[WHAT TO WORK ON] What follows is a set of records, each of which is to be written out exactly.

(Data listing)
<<<<
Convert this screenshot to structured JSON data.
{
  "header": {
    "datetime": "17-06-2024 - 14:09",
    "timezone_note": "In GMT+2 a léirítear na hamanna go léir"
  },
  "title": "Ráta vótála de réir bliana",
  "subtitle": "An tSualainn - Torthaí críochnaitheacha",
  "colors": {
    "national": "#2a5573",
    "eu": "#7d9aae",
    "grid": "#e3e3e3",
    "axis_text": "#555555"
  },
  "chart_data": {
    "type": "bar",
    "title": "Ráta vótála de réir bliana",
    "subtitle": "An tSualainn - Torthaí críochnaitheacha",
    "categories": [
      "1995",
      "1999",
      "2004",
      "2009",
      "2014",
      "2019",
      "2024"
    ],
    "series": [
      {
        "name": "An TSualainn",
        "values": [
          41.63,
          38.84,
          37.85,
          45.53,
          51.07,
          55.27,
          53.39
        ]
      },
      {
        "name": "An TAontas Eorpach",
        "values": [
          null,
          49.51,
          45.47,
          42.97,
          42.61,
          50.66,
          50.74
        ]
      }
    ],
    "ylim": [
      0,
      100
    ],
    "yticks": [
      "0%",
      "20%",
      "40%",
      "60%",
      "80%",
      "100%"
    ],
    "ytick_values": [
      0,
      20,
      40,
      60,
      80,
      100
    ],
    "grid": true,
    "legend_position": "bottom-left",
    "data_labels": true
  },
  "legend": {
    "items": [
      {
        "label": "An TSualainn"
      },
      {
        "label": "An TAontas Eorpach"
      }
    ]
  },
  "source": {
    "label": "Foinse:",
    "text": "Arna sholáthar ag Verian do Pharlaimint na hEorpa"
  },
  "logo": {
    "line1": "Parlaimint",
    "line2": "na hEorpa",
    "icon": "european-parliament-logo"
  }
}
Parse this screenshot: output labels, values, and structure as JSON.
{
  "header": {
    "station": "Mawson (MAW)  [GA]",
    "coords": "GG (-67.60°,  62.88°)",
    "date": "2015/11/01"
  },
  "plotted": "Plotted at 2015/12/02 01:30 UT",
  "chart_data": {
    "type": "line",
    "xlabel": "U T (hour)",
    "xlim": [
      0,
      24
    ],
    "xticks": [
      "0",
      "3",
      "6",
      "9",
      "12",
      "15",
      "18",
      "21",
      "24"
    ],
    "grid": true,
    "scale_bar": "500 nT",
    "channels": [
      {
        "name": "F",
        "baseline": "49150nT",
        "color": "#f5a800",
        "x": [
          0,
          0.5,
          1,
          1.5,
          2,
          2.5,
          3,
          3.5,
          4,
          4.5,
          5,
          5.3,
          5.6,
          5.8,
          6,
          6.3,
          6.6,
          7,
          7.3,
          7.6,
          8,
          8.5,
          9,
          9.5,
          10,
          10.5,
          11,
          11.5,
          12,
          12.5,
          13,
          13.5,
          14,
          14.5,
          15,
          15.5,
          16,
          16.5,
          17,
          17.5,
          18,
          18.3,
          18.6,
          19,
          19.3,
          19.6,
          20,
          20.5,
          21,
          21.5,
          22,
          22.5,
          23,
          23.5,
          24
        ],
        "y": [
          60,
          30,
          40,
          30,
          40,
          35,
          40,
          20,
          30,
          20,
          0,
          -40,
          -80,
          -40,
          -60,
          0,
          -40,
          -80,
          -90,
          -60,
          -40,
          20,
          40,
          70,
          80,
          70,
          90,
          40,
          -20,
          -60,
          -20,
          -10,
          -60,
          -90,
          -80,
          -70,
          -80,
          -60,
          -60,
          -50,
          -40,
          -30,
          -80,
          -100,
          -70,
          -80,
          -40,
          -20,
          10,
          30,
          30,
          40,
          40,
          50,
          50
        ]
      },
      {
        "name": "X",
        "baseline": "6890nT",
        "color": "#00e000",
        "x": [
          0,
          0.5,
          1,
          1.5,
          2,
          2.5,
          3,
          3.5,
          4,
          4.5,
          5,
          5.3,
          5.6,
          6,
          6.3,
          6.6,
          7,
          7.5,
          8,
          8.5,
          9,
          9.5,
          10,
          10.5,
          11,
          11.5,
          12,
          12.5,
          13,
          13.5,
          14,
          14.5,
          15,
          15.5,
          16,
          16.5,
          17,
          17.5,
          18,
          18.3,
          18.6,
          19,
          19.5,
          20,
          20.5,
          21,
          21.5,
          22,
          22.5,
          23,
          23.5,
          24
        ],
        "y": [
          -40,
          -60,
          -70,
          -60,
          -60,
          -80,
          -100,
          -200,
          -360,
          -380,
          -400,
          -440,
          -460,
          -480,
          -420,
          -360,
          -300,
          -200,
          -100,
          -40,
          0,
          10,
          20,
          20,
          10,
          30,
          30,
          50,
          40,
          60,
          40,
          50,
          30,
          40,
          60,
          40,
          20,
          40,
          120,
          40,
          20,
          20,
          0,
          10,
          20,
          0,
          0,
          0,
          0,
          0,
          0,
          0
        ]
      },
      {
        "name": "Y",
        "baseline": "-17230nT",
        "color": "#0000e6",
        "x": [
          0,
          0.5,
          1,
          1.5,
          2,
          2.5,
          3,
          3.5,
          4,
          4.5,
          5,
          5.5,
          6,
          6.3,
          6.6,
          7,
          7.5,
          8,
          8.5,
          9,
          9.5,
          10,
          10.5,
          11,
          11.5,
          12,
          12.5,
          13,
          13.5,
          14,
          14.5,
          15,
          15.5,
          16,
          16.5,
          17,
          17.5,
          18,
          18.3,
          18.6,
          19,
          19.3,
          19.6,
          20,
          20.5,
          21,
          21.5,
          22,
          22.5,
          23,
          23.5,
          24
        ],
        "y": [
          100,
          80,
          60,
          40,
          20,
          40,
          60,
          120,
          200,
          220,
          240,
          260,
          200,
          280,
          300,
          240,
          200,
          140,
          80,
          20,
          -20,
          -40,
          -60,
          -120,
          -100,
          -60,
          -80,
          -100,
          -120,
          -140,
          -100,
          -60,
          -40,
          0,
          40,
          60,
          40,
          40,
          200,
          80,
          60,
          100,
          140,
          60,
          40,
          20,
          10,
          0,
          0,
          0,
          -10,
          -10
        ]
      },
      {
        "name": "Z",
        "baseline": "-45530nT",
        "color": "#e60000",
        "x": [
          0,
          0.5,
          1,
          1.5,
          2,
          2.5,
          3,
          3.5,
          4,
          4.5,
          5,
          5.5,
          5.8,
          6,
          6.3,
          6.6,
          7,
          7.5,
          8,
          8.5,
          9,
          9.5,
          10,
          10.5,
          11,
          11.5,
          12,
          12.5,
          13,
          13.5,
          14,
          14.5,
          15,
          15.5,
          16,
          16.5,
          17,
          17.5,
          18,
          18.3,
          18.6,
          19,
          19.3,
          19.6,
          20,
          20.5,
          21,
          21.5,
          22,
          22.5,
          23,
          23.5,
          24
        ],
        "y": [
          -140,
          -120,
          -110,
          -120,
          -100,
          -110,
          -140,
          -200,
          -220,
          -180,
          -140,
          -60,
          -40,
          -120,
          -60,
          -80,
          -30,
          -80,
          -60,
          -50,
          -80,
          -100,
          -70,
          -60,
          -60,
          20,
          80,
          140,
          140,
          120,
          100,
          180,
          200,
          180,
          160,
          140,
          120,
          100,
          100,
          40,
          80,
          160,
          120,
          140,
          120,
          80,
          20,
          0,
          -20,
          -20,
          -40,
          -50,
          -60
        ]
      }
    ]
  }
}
>>>>
[WRITTEN RESPONSE]
Convert this screenshot to structured JSON data.
{
  "header": {
    "datetime": "17-06-2024 - 14:09",
    "timezone_note": "In GMT+2 a léirítear na hamanna go léir"
  },
  "title": "Ráta vótála de réir bliana",
  "subtitle": "An tSualainn - Torthaí críochnaitheacha",
  "colors": {
    "national": "#2a5573",
    "eu": "#7d9aae",
    "grid": "#e3e3e3",
    "axis_text": "#555555"
  },
  "chart_data": {
    "type": "bar",
    "title": "Ráta vótála de réir bliana",
    "subtitle": "An tSualainn - Torthaí críochnaitheacha",
    "categories": [
      "1995",
      "1999",
      "2004",
      "2009",
      "2014",
      "2019",
      "2024"
    ],
    "series": [
      {
        "name": "An TSualainn",
        "values": [
          41.63,
          38.84,
          37.85,
          45.53,
          51.07,
          55.27,
          53.39
        ]
      },
      {
        "name": "An TAontas Eorpach",
        "values": [
          null,
          49.51,
          45.47,
          42.97,
          42.61,
          50.66,
          50.74
        ]
      }
    ],
    "ylim": [
      0,
      100
    ],
    "yticks": [
      "0%",
      "20%",
      "40%",
      "60%",
      "80%",
      "100%"
    ],
    "ytick_values": [
      0,
      20,
      40,
      60,
      80,
      100
    ],
    "grid": true,
    "legend_position": "bottom-left",
    "data_labels": true
  },
  "legend": {
    "items": [
      {
        "label": "An TSualainn"
      },
      {
        "label": "An TAontas Eorpach"
      }
    ]
  },
  "source": {
    "label": "Foinse:",
    "text": "Arna sholáthar ag Verian do Pharlaimint na hEorpa"
  },
  "logo": {
    "line1": "Parlaimint",
    "line2": "na hEorpa",
    "icon": "european-parliament-logo"
  }
}
Parse this screenshot: output labels, values, and structure as JSON.
{
  "header": {
    "station": "Mawson (MAW)  [GA]",
    "coords": "GG (-67.60°,  62.88°)",
    "date": "2015/11/01"
  },
  "plotted": "Plotted at 2015/12/02 01:30 UT",
  "chart_data": {
    "type": "line",
    "xlabel": "U T (hour)",
    "xlim": [
      0,
      24
    ],
    "xticks": [
      "0",
      "3",
      "6",
      "9",
      "12",
      "15",
      "18",
      "21",
      "24"
    ],
    "grid": true,
    "scale_bar": "500 nT",
    "channels": [
      {
        "name": "F",
        "baseline": "49150nT",
        "color": "#f5a800",
        "x": [
          0,
          0.5,
          1,
          1.5,
          2,
          2.5,
          3,
          3.5,
          4,
          4.5,
          5,
          5.3,
          5.6,
          5.8,
          6,
          6.3,
          6.6,
          7,
          7.3,
          7.6,
          8,
          8.5,
          9,
          9.5,
          10,
          10.5,
          11,
          11.5,
          12,
          12.5,
          13,
          13.5,
          14,
          14.5,
          15,
          15.5,
          16,
          16.5,
          17,
          17.5,
          18,
          18.3,
          18.6,
          19,
          19.3,
          19.6,
          20,
          20.5,
          21,
          21.5,
          22,
          22.5,
          23,
          23.5,
          24
        ],
        "y": [
          60,
          30,
          40,
          30,
          40,
          35,
          40,
          20,
          30,
          20,
          0,
          -40,
          -80,
          -40,
          -60,
          0,
          -40,
          -80,
          -90,
          -60,
          -40,
          20,
          40,
          70,
          80,
          70,
          90,
          40,
          -20,
          -60,
          -20,
          -10,
          -60,
          -90,
          -80,
          -70,
          -80,
          -60,
          -60,
          -50,
          -40,
          -30,
          -80,
          -100,
          -70,
          -80,
          -40,
          -20,
          10,
          30,
          30,
          40,
          40,
          50,
          50
        ]
      },
      {
        "name": "X",
        "baseline": "6890nT",
        "color": "#00e000",
        "x": [
          0,
          0.5,
          1,
          1.5,
          2,
          2.5,
          3,
          3.5,
          4,
          4.5,
          5,
          5.3,
          5.6,
          6,
          6.3,
          6.6,
          7,
          7.5,
          8,
          8.5,
          9,
          9.5,
          10,
          10.5,
          11,
          11.5,
          12,
          12.5,
          13,
          13.5,
          14,
          14.5,
          15,
          15.5,
          16,
          16.5,
          17,
          17.5,
          18,
          18.3,
          18.6,
          19,
          19.5,
          20,
          20.5,
          21,
          21.5,
          22,
          22.5,
          23,
          23.5,
          24
        ],
        "y": [
          -40,
          -60,
          -70,
          -60,
          -60,
          -80,
          -100,
          -200,
          -360,
          -380,
          -400,
          -440,
          -460,
          -480,
          -420,
          -360,
          -300,
          -200,
          -100,
          -40,
          0,
          10,
          20,
          20,
          10,
          30,
          30,
          50,
          40,
          60,
          40,
          50,
          30,
          40,
          60,
          40,
          20,
          40,
          120,
          40,
          20,
          20,
          0,
          10,
          20,
          0,
          0,
          0,
          0,
          0,
          0,
          0
        ]
      },
      {
        "name": "Y",
        "baseline": "-17230nT",
        "color": "#0000e6",
        "x": [
          0,
          0.5,
          1,
          1.5,
          2,
          2.5,
          3,
          3.5,
          4,
          4.5,
          5,
          5.5,
          6,
          6.3,
          6.6,
          7,
          7.5,
          8,
          8.5,
          9,
          9.5,
          10,
          10.5,
          11,
          11.5,
          12,
          12.5,
          13,
          13.5,
          14,
          14.5,
          15,
          15.5,
          16,
          16.5,
          17,
          17.5,
          18,
          18.3,
          18.6,
          19,
          19.3,
          19.6,
          20,
          20.5,
          21,
          21.5,
          22,
          22.5,
          23,
          23.5,
          24
        ],
        "y": [
          100,
          80,
          60,
          40,
          20,
          40,
          60,
          120,
          200,
          220,
          240,
          260,
          200,
          280,
          300,
          240,
          200,
          140,
          80,
          20,
          -20,
          -40,
          -60,
          -120,
          -100,
          -60,
          -80,
          -100,
          -120,
          -140,
          -100,
          -60,
          -40,
          0,
          40,
          60,
          40,
          40,
          200,
          80,
          60,
          100,
          140,
          60,
          40,
          20,
          10,
          0,
          0,
          0,
          -10,
          -10
        ]
      },
      {
        "name": "Z",
        "baseline": "-45530nT",
        "color": "#e60000",
        "x": [
          0,
          0.5,
          1,
          1.5,
          2,
          2.5,
          3,
          3.5,
          4,
          4.5,
          5,
          5.5,
          5.8,
          6,
          6.3,
          6.6,
          7,
          7.5,
          8,
          8.5,
          9,
          9.5,
          10,
          10.5,
          11,
          11.5,
          12,
          12.5,
          13,
          13.5,
          14,
          14.5,
          15,
          15.5,
          16,
          16.5,
          17,
          17.5,
          18,
          18.3,
          18.6,
          19,
          19.3,
          19.6,
          20,
          20.5,
          21,
          21.5,
          22,
          22.5,
          23,
          23.5,
          24
        ],
        "y": [
          -140,
          -120,
          -110,
          -120,
          -100,
          -110,
          -140,
          -200,
          -220,
          -180,
          -140,
          -60,
          -40,
          -120,
          -60,
          -80,
          -30,
          -80,
          -60,
          -50,
          -80,
          -100,
          -70,
          -60,
          -60,
          20,
          80,
          140,
          140,
          120,
          100,
          180,
          200,
          180,
          160,
          140,
          120,
          100,
          100,
          40,
          80,
          160,
          120,
          140,
          120,
          80,
          20,
          0,
          -20,
          -20,
          -40,
          -50,
          -60
        ]
      }
    ]
  }
}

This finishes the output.